▸ WORK TASK:
Go through the records and copy each line where the string "name" occurs.

START RECORDED DATA

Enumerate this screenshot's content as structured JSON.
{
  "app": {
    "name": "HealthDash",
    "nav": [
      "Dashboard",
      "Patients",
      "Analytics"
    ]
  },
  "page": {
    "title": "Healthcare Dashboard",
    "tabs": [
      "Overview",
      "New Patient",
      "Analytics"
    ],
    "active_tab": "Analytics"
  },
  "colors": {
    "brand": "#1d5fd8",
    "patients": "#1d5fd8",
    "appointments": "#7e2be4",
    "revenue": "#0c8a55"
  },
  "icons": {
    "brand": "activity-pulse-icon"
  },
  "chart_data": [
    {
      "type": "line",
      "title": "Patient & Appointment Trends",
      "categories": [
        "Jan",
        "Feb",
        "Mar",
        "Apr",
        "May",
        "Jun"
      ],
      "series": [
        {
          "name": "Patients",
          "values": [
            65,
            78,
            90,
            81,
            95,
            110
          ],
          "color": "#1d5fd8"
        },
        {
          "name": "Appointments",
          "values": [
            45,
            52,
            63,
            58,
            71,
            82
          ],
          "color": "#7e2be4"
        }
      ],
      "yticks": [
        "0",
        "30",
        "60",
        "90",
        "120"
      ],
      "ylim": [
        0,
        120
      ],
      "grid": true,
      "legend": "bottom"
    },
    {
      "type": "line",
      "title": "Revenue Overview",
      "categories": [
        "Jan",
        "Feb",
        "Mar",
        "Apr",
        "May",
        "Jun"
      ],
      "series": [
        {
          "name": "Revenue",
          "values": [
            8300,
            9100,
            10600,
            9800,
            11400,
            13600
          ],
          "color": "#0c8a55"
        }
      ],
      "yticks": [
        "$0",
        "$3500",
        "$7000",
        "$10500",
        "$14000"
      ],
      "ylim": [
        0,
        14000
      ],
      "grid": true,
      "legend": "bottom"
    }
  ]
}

END RECORDED DATA

▸ TASK RESPONSE:
    "name": "HealthDash",
          "name": "Patients",
          "name": "Appointments",
          "name": "Revenue",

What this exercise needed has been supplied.